Exercise aim:
Scan the listing below. Report each line that includes "this".

──────

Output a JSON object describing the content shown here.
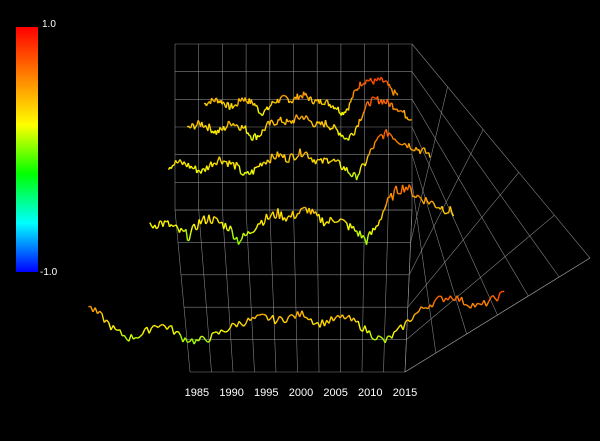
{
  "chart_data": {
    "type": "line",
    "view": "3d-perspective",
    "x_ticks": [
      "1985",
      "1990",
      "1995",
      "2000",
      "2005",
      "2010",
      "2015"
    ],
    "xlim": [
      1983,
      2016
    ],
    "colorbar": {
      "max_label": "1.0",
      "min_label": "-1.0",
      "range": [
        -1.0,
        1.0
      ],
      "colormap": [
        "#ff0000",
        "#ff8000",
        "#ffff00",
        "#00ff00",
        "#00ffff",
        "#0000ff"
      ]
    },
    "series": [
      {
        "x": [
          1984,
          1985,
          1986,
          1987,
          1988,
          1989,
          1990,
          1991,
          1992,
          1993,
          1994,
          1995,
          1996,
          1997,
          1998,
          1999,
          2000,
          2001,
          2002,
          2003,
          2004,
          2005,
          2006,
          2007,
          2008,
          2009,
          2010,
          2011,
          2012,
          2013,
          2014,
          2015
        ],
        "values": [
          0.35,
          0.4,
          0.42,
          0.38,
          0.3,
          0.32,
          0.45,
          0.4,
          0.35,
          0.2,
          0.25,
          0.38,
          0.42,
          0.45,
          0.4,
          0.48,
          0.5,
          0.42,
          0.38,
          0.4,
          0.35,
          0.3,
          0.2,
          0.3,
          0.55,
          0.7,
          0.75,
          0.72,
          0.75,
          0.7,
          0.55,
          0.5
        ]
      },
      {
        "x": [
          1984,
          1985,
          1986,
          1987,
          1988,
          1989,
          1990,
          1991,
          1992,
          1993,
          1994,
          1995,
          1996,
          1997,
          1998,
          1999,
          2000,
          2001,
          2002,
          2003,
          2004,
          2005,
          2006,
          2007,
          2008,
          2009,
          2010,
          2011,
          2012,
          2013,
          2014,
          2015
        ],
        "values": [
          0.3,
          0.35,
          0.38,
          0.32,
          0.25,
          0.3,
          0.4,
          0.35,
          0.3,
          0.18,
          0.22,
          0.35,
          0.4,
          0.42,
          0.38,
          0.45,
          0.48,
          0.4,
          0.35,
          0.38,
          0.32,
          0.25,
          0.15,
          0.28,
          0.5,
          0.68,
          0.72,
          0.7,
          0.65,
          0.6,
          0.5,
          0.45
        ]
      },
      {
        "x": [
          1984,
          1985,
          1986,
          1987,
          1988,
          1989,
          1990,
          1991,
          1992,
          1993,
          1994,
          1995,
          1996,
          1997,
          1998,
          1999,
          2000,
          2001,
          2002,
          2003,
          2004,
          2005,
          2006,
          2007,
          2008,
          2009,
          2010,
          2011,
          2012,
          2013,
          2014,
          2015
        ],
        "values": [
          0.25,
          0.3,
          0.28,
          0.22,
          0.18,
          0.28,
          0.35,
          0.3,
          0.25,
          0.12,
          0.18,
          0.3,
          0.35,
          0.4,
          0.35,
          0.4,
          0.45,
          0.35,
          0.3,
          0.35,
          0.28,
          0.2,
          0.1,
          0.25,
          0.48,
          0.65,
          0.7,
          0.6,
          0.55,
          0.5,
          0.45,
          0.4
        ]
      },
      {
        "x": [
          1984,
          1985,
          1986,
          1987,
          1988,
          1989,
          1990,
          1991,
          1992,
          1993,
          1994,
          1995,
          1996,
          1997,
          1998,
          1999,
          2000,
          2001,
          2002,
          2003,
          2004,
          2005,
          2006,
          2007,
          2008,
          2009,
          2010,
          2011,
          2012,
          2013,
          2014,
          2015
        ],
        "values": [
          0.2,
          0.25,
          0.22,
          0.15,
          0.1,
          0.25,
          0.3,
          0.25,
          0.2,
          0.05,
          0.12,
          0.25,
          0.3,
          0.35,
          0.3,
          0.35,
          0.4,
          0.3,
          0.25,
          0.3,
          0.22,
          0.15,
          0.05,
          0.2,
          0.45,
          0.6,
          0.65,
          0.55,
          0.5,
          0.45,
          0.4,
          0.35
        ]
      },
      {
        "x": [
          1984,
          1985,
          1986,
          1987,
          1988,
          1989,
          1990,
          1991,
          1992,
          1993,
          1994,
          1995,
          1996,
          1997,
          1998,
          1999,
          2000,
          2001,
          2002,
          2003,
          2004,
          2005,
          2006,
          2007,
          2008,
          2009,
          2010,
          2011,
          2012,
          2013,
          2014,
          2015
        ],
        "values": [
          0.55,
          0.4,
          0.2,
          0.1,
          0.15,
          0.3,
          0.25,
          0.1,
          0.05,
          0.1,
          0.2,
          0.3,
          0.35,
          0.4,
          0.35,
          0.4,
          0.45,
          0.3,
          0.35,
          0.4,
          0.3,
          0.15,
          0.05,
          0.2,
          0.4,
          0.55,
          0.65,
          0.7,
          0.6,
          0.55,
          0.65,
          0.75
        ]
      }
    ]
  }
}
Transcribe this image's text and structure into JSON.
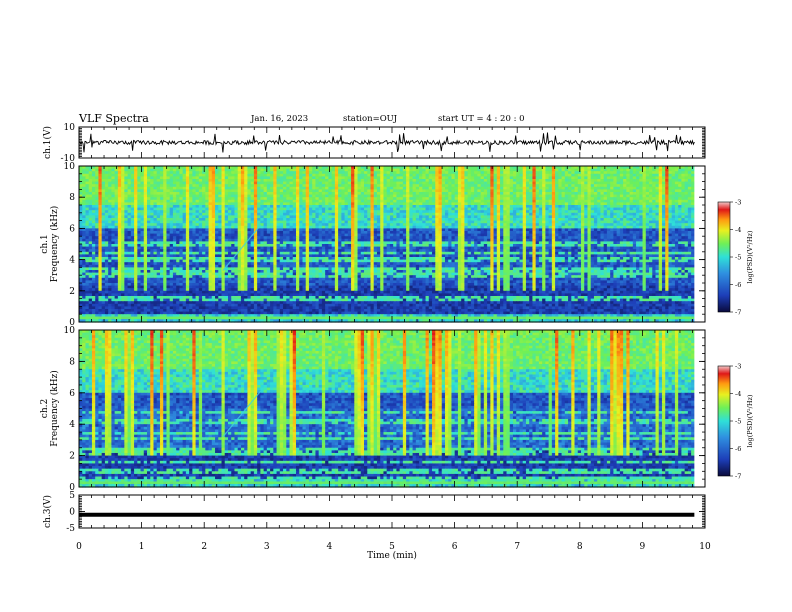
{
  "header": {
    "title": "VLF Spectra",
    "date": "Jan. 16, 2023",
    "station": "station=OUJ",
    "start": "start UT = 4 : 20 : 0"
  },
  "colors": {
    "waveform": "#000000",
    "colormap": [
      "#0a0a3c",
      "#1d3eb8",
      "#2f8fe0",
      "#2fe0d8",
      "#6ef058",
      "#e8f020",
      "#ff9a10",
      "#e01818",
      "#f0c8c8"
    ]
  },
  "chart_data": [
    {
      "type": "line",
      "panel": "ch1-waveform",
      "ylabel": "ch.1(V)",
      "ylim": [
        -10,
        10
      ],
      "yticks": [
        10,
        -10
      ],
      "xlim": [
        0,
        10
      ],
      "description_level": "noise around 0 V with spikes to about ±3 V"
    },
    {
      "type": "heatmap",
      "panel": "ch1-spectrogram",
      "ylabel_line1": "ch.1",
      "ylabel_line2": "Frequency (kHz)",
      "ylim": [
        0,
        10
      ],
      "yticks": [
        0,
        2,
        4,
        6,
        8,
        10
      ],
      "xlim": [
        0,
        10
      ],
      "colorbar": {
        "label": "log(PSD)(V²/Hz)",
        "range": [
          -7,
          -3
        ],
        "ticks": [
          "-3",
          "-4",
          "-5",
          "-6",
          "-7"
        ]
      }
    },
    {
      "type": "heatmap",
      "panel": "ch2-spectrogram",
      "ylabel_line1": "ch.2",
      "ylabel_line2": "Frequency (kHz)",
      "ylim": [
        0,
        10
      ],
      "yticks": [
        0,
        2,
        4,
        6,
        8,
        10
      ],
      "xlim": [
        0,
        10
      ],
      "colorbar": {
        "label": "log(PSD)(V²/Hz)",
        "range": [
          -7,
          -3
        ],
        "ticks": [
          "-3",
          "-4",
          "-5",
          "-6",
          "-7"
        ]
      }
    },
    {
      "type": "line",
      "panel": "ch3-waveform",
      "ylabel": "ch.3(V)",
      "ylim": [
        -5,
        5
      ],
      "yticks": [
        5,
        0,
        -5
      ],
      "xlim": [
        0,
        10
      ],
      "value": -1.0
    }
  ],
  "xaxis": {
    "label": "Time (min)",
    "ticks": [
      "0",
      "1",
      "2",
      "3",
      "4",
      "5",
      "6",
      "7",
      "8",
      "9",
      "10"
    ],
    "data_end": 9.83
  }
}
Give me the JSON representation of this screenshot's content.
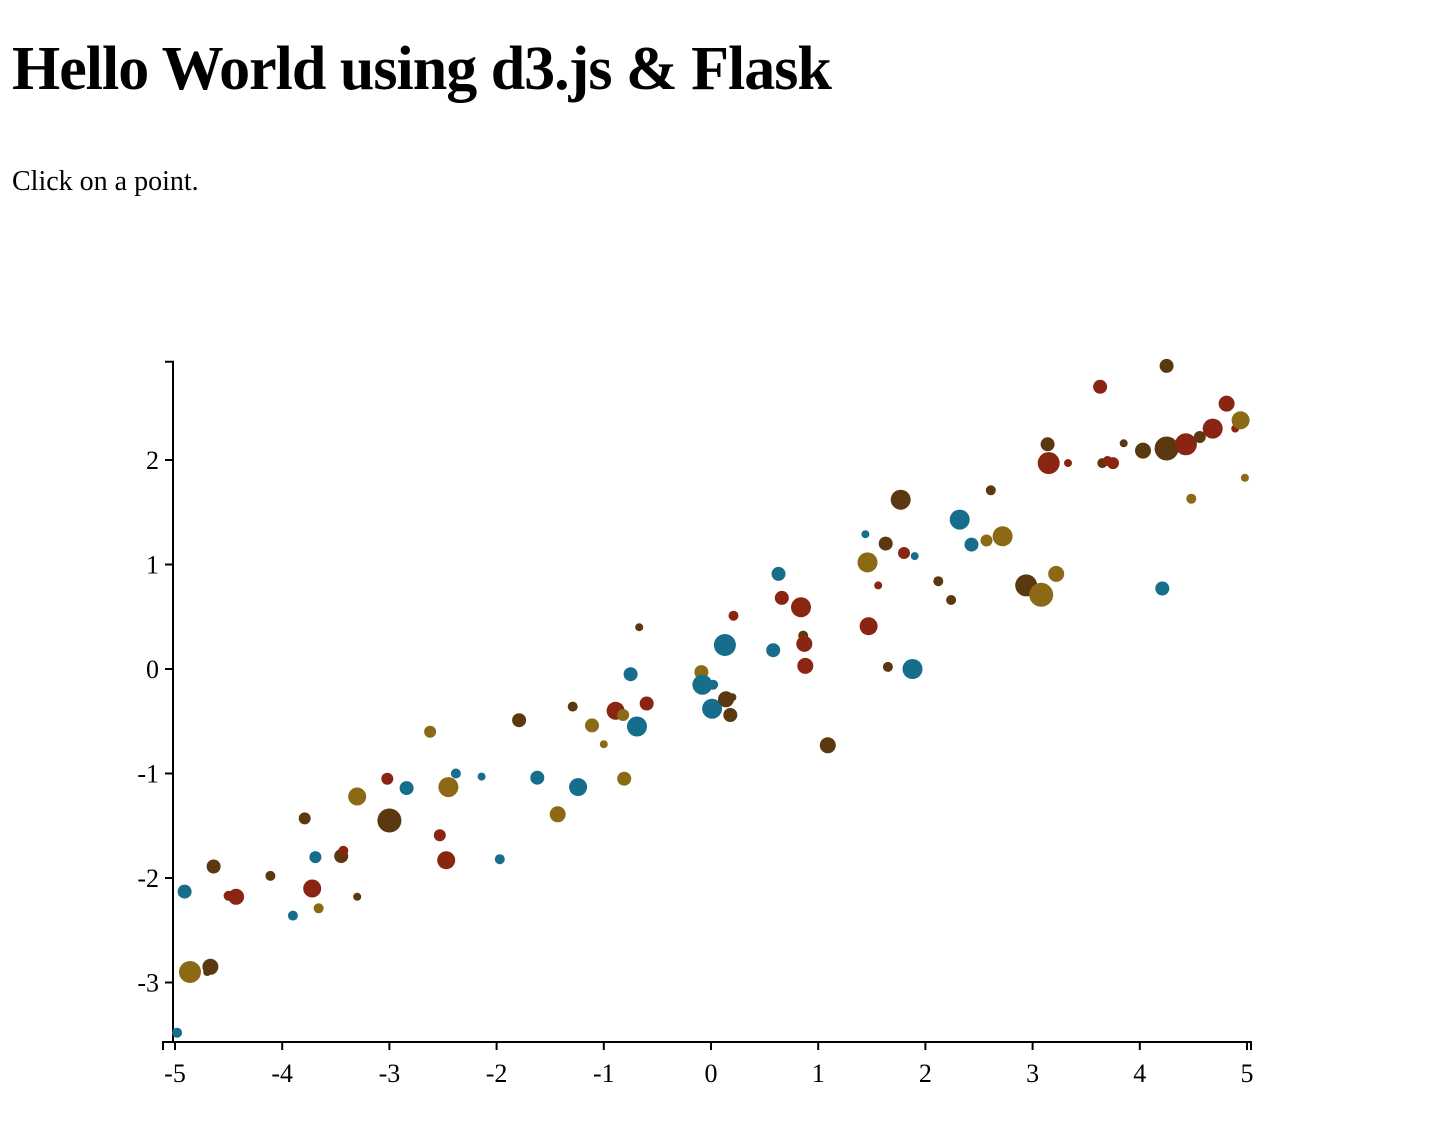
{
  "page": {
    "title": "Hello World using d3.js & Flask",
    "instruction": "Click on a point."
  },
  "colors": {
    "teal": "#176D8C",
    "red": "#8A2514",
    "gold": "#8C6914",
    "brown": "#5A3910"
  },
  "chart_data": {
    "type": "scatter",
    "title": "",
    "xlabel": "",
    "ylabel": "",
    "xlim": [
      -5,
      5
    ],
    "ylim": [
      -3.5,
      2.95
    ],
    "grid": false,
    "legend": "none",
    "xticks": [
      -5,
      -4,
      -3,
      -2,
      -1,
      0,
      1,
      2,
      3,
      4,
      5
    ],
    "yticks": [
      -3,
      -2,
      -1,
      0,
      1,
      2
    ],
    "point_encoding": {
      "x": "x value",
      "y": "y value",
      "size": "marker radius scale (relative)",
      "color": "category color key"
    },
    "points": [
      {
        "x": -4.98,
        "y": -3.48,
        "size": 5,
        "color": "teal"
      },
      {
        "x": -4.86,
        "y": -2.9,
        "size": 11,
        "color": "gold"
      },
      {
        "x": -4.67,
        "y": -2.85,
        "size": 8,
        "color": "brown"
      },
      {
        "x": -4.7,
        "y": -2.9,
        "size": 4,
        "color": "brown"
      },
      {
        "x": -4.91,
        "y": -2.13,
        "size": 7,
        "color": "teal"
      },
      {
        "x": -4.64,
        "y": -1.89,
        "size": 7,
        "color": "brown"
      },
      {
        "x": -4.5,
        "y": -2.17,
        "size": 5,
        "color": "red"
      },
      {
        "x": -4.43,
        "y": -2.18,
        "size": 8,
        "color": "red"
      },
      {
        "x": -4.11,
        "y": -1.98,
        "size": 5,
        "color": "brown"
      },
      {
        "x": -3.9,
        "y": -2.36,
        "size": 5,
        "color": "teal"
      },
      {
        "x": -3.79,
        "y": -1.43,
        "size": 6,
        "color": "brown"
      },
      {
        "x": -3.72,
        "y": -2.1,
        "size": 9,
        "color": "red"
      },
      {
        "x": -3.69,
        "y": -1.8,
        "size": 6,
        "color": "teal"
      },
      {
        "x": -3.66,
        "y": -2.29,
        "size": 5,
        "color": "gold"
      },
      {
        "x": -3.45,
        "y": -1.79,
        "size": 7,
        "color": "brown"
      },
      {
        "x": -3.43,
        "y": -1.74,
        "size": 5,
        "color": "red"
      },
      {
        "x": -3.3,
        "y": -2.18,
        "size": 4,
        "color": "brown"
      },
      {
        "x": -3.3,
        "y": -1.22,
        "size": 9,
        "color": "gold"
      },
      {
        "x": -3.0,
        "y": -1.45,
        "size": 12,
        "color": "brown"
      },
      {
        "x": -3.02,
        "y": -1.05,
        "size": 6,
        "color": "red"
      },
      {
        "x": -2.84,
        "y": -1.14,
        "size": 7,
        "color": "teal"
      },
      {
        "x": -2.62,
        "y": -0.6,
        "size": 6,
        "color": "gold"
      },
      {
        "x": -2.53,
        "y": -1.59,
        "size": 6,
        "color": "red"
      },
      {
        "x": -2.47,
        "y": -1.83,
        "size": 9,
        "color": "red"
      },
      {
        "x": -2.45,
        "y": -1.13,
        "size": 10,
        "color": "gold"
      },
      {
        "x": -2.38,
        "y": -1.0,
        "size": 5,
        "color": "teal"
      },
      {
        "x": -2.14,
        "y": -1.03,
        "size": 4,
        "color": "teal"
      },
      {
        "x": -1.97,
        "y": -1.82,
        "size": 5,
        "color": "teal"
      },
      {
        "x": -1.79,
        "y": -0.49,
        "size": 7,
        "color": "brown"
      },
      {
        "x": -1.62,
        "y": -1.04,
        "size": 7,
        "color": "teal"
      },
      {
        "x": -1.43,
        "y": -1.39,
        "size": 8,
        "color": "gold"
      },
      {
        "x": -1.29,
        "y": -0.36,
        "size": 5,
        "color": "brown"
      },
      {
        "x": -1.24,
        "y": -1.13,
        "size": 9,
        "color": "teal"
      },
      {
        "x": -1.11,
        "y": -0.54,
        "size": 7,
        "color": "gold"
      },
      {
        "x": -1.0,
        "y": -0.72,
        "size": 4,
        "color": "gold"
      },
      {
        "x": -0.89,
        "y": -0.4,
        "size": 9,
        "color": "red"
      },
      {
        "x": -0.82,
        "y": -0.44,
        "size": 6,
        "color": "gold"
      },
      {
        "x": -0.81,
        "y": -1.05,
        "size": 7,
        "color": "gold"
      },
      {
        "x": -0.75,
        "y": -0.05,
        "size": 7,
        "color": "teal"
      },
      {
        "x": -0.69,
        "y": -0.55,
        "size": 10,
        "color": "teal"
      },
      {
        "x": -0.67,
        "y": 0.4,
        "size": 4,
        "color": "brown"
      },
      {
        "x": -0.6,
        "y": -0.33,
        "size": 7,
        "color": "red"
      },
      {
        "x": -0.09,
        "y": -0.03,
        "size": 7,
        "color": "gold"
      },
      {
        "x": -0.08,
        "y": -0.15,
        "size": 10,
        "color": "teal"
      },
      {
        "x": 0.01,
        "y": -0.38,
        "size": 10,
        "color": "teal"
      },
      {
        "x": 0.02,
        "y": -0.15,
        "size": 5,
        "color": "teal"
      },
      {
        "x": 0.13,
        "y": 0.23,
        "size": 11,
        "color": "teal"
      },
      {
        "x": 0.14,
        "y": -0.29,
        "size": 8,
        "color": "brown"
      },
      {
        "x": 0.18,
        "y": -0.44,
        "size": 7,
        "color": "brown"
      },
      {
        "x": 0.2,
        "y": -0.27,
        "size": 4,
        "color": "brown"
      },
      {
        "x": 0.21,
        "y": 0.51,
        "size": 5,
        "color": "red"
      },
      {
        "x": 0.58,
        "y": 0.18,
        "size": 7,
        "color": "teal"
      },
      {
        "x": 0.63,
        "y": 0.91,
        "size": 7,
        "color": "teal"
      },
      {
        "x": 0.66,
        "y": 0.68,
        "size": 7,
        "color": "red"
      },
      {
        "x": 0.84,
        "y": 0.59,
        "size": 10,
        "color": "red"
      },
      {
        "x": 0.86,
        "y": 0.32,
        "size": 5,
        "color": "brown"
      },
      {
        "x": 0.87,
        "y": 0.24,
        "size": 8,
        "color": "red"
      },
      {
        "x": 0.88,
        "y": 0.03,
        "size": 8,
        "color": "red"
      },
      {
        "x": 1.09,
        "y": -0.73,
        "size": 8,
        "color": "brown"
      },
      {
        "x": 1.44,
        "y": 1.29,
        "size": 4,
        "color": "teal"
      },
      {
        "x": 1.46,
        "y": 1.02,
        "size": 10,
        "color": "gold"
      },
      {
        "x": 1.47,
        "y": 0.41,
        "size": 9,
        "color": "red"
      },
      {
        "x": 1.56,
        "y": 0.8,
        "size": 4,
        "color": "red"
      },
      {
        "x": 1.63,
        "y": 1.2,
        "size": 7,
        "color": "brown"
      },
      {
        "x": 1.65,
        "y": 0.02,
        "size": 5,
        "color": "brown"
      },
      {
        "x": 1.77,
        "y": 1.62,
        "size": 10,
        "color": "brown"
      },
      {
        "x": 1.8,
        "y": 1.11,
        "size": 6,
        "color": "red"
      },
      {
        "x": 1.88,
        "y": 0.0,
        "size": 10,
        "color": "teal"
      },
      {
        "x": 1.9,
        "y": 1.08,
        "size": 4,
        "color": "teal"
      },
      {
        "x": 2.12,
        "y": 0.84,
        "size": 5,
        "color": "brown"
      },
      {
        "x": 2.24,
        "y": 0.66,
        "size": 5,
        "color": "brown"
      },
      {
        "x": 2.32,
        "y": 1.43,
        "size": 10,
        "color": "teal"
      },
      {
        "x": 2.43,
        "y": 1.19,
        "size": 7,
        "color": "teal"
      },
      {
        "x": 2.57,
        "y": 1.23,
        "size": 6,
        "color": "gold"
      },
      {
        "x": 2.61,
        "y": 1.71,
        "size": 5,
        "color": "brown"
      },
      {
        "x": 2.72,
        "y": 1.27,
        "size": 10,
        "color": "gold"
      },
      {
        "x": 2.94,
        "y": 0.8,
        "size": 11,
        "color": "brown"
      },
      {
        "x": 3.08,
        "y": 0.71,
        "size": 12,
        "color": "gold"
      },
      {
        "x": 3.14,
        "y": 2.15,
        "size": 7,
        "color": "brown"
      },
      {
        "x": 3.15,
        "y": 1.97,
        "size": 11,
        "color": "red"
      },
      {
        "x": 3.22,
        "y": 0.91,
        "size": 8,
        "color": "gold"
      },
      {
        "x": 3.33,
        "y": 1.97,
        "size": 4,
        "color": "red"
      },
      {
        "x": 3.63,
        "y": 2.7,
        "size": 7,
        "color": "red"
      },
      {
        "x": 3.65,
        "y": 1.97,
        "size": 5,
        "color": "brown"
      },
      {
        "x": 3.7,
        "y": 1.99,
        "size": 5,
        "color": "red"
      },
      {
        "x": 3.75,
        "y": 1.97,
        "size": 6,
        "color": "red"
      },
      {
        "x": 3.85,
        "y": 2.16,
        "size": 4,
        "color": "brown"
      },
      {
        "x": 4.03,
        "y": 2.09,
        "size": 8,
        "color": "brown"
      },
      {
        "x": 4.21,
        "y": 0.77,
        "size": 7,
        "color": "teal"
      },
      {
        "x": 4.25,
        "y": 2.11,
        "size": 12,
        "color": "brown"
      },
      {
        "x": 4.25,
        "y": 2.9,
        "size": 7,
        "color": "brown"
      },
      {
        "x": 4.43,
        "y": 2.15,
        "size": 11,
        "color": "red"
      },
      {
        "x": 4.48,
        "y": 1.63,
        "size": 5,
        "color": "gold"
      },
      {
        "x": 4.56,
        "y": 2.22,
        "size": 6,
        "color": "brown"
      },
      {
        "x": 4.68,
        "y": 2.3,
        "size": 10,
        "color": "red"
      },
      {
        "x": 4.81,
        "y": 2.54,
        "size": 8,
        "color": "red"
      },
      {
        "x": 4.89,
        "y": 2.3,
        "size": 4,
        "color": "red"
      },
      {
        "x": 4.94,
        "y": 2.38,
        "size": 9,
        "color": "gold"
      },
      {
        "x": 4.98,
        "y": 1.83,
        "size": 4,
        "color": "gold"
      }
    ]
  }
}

──────

Written solution:
Transcribe this image's text and structure into JSON.
Give me the JSON representation of this screenshot's content.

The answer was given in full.